## Start Record extracts

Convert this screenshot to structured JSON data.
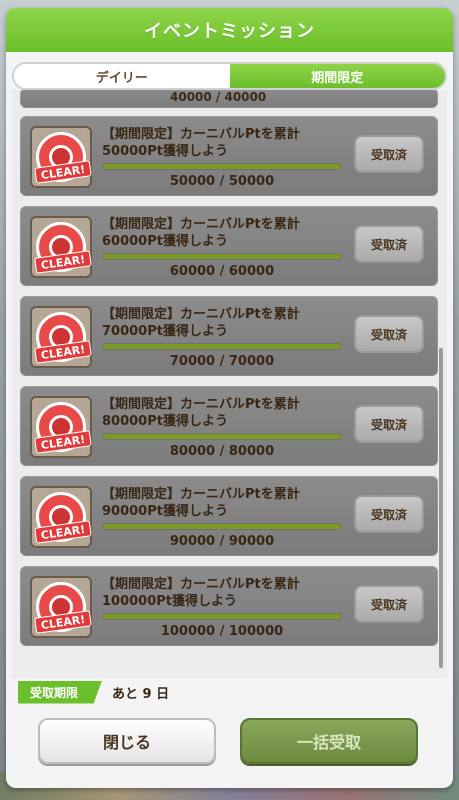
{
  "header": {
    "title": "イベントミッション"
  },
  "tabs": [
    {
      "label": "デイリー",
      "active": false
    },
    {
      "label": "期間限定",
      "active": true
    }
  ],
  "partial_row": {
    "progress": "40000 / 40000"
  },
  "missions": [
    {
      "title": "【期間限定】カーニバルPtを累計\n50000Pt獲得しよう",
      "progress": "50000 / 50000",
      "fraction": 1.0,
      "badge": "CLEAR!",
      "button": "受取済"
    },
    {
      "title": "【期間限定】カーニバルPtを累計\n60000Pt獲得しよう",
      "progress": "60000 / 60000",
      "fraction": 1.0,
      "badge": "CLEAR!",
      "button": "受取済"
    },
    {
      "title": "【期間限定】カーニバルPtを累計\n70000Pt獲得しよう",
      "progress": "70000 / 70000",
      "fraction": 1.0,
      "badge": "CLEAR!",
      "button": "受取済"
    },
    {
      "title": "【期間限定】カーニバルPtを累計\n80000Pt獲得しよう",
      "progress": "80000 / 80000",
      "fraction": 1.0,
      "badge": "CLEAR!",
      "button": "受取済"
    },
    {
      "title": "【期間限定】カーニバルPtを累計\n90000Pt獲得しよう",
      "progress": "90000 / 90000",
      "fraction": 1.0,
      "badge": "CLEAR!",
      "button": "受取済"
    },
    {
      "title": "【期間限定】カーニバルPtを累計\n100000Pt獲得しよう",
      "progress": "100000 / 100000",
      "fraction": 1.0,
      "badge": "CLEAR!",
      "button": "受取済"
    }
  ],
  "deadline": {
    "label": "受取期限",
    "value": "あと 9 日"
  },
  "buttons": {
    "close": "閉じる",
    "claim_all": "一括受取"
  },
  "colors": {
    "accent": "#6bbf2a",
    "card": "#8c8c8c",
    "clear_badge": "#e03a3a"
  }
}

## End Record extracts
## Start Record extracts

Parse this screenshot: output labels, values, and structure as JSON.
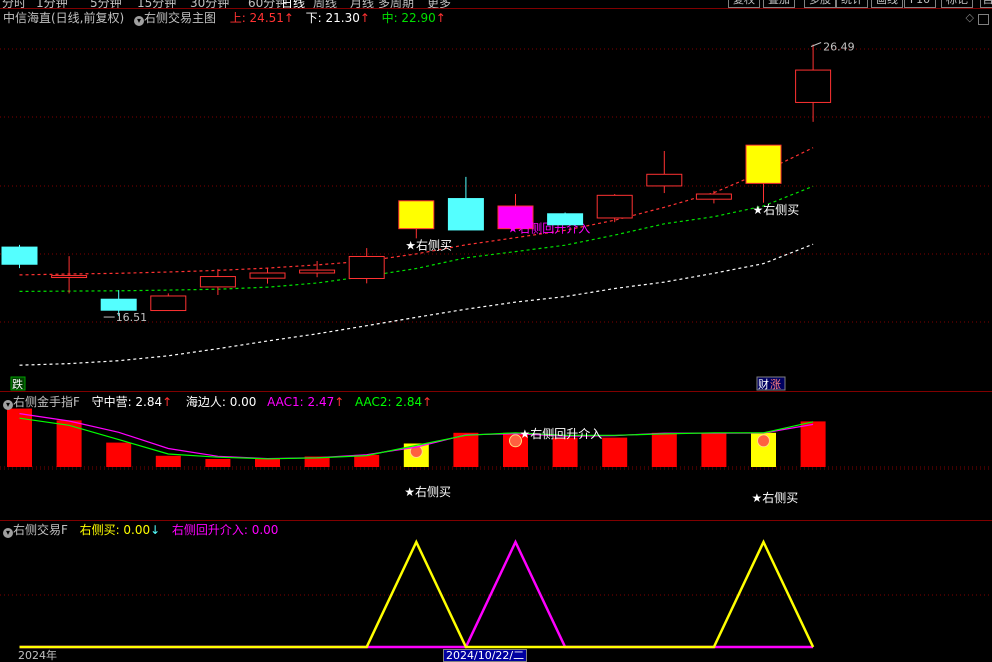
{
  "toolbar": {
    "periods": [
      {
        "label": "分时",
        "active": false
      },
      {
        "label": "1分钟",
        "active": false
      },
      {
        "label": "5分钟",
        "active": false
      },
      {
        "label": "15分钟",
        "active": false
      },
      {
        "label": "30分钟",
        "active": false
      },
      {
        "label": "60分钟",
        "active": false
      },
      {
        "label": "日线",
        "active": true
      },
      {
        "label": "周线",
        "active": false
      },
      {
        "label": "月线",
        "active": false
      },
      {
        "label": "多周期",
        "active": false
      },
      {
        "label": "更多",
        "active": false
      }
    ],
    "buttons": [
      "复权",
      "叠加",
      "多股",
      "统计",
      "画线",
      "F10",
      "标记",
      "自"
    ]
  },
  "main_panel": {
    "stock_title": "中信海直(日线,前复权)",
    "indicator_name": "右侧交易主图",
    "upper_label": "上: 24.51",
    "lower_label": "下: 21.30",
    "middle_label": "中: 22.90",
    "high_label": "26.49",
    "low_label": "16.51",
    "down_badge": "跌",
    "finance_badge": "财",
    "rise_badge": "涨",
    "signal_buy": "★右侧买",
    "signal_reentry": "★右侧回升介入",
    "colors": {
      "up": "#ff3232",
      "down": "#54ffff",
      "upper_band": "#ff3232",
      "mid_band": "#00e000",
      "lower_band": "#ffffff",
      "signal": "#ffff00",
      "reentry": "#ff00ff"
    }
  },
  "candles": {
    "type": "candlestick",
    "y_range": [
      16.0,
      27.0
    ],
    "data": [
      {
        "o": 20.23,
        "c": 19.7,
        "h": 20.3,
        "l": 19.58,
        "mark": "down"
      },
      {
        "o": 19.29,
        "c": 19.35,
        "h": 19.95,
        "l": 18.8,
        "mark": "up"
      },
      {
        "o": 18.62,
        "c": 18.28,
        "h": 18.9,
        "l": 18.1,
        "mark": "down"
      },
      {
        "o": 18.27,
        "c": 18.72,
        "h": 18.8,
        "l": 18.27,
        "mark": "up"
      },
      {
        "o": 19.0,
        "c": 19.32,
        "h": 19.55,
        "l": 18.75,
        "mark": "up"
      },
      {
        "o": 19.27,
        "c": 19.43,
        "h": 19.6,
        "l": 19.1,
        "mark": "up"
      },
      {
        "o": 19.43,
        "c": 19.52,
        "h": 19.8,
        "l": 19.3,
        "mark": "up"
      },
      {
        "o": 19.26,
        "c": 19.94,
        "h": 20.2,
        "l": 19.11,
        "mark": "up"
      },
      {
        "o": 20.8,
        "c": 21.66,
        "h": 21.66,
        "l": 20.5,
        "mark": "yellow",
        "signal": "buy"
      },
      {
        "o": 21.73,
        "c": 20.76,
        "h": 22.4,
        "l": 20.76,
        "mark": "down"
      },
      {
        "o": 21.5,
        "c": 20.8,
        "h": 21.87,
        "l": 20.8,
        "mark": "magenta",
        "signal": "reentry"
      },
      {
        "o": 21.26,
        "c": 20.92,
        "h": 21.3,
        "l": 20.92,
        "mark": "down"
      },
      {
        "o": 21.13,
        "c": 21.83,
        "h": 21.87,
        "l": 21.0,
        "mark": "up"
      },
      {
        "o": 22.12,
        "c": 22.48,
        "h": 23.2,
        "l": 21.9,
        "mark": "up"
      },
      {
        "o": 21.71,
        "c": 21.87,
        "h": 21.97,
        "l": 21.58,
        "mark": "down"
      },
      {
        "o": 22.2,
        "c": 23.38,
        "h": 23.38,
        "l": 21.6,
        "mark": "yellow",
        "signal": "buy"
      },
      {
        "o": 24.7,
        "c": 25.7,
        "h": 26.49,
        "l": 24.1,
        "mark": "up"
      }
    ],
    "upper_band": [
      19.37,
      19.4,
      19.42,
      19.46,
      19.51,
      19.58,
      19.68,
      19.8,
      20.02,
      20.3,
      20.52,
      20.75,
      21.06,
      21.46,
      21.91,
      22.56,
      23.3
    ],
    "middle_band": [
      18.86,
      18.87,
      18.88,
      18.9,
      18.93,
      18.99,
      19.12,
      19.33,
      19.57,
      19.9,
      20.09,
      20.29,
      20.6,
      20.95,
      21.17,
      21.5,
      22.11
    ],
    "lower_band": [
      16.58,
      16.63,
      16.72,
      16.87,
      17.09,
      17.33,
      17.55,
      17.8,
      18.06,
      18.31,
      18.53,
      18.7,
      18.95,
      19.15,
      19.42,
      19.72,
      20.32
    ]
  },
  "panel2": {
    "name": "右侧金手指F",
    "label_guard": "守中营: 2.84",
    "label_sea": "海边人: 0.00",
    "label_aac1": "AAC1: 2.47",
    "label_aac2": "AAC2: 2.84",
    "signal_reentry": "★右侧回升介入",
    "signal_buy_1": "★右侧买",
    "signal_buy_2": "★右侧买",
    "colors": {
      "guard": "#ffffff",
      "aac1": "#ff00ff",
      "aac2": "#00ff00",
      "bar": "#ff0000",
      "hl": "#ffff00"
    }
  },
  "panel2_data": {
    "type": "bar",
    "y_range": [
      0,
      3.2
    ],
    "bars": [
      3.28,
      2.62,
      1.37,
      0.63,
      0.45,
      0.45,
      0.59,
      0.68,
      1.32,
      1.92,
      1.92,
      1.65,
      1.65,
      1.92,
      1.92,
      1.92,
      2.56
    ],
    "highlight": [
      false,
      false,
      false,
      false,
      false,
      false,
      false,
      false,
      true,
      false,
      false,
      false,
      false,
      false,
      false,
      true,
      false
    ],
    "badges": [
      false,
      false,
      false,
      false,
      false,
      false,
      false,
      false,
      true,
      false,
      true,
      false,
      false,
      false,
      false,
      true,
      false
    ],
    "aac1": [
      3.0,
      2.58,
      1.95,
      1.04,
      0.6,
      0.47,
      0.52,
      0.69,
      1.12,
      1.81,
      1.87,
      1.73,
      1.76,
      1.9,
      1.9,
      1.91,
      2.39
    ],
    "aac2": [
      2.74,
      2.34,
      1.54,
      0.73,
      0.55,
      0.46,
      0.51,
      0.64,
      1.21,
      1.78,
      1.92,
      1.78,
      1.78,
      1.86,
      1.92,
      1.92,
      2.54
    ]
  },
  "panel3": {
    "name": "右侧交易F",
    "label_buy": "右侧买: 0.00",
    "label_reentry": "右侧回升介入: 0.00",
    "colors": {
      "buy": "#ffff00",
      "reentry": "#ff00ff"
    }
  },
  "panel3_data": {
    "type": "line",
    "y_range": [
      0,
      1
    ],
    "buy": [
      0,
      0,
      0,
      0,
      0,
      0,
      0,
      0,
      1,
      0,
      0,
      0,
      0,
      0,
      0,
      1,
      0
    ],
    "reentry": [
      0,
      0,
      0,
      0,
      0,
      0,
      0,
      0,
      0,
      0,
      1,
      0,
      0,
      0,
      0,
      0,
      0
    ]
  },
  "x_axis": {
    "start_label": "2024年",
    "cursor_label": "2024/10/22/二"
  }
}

## End Record extracts

Lines that include the word "カーニバルPtを累計" are to be extracted from the data above.

      "title": "【期間限定】カーニバルPtを累計\n50000Pt獲得しよう",
      "title": "【期間限定】カーニバルPtを累計\n60000Pt獲得しよう",
      "title": "【期間限定】カーニバルPtを累計\n70000Pt獲得しよう",
      "title": "【期間限定】カーニバルPtを累計\n80000Pt獲得しよう",
      "title": "【期間限定】カーニバルPtを累計\n90000Pt獲得しよう",
      "title": "【期間限定】カーニバルPtを累計\n100000Pt獲得しよう",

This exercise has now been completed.